Governo dos EUA amplia cota tarifária para carne bovina argentina e mira redução nos preços ao consumidor
O governo do presidente Donald Trump anunciou a quadruplicação da cota tarifária para carne bovina argentina, elevando-a para 80 mil toneladas. A medida visa reduzir os preços da carne no mercado interno norte-americano e oferecer suporte aos pecuaristas locais, em uma estratégia para aliviar o custo para os consumidores.
Medida e impacto no mercado
Com a expansão da cota, o governo pretende aumentar as importações de carne bovina argentina para pressionar a redução dos preços ao consumidor no curto prazo. Paralelamente, uma nova iniciativa do Departamento de Agricultura visa expandir o rebanho bovino doméstico e garantir apoio financeiro aos pecuaristas americanos. Essa ação pode influenciar positivamente os setores ligados à pecuária e ao varejo de alimentos nos EUA, além de potencialmente impactar a inflação de preços alimentícios.

::::::::

Questões –
1. Indique se cada afirmação abaixo está de acordo com o texto sobre a cota de carne bovina argentina, respondendo sim ou não e citando literalmente as palavras do texto que decidem a questão.
(a) A cota tarifária para carne bovina argentina passou a ser de 80 mil toneladas.
(b) A nova iniciativa do Departamento de Agricultura tem como objetivo reduzir o rebanho bovino doméstico.
(c) Com a expansão da cota, o governo pretende aumentar as importações de carne bovina argentina.
2. Retome o texto sobre a cota de carne bovina argentina a partir do ponto em que ele termina.

Dados fornecidos –

::::::::

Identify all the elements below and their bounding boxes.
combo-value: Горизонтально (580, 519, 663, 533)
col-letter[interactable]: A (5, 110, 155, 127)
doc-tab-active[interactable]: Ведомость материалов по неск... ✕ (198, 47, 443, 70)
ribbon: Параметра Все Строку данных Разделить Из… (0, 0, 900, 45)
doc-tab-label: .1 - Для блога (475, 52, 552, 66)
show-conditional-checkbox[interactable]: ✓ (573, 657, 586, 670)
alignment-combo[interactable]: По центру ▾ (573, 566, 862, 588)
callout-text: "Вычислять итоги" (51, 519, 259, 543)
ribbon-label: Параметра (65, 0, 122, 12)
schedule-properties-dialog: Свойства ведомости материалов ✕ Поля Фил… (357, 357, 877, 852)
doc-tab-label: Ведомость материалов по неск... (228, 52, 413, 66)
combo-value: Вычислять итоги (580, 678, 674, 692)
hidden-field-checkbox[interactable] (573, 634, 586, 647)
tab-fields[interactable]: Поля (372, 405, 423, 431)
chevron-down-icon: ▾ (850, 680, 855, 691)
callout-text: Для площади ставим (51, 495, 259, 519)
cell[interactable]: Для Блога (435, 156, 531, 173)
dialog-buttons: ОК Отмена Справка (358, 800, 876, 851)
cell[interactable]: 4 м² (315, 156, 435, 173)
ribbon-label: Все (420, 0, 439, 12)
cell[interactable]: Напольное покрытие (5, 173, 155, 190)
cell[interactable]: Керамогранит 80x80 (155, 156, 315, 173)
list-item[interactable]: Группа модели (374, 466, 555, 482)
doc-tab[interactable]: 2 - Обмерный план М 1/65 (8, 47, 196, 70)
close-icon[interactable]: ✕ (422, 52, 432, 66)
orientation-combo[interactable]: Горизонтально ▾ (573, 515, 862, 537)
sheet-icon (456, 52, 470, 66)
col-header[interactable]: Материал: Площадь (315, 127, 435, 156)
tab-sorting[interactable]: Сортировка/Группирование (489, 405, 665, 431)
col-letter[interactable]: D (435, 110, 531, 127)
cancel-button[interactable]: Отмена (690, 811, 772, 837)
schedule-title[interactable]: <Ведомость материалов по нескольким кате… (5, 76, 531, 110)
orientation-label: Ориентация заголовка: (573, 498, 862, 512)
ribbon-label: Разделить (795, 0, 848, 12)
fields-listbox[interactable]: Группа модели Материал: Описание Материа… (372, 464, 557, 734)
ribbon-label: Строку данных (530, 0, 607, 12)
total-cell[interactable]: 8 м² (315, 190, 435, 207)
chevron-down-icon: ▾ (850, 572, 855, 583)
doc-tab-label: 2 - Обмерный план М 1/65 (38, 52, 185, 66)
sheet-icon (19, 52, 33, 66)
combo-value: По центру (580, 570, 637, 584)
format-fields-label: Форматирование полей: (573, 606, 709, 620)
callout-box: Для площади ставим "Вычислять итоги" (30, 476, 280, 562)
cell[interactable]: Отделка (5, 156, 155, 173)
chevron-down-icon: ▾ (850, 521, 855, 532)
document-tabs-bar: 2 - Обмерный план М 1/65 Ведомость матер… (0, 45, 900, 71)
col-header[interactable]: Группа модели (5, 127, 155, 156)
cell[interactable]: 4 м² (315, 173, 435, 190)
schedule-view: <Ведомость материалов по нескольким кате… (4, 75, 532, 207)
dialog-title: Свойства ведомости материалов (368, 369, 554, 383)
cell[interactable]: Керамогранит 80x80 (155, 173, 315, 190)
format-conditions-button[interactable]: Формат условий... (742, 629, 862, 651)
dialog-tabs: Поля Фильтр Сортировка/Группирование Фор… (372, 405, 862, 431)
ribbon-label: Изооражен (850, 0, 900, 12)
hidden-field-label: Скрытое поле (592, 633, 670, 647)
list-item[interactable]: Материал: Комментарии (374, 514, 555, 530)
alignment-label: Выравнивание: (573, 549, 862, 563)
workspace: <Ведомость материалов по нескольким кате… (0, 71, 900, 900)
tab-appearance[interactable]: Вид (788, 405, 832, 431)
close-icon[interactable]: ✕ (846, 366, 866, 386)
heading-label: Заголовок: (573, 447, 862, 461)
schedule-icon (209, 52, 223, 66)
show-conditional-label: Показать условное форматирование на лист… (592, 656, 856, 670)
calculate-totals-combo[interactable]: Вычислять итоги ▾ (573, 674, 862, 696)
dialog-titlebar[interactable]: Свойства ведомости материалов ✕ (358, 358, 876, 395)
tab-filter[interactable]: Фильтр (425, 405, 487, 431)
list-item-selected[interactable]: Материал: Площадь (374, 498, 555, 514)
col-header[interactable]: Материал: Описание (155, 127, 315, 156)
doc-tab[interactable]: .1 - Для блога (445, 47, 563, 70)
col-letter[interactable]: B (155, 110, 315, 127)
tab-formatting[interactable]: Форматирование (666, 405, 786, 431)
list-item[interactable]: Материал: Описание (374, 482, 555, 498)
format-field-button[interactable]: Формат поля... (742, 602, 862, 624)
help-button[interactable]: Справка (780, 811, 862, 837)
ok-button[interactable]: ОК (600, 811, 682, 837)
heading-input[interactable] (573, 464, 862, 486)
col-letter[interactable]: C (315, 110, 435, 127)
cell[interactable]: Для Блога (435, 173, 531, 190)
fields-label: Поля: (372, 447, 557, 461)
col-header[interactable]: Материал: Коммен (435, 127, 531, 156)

::::::::

Respostas –
1.
(a) Sim: "elevando-a para 80 mil toneladas".
(b) Não: "visa expandir o rebanho bovino doméstico".
(c) Sim: "o governo pretende aumentar as importações de carne bovina argentina".

2.
Reação e implicações futuras
Na Argentina, a decisão foi recebida com otimismo pelo setor produtivo. Miguel Schiariti, presidente da Câmara da Indústria da Carne (CICCRA), destacou a valorização da carne bovina argentina no mercado norte-americano e o fortalecimento da cadeia de distribuição no país. A exportação brasileira inclui tanto cortes premium quanto carne destinada à indústria de hambúrgueres dos EUA. Essa ampliação das exportações argentinas pode fortalecer o comércio bilateral e gerar efeitos no posicionamento dos preços internacionais da carne bovina.
A iniciativa do governo Trump demonstra uma tentativa de balancear os interesses dos produtores domésticos e consumidores, ao mesmo tempo em que busca controlar a inflação dos alimentos, um dos principais componentes do índice de preços ao consumidor. Os investidores devem acompanhar os desdobramentos dessa política, que pode influenciar os mercados de commodities agrícolas e as ações de empresas ligadas ao setor alimentício e agropecuário.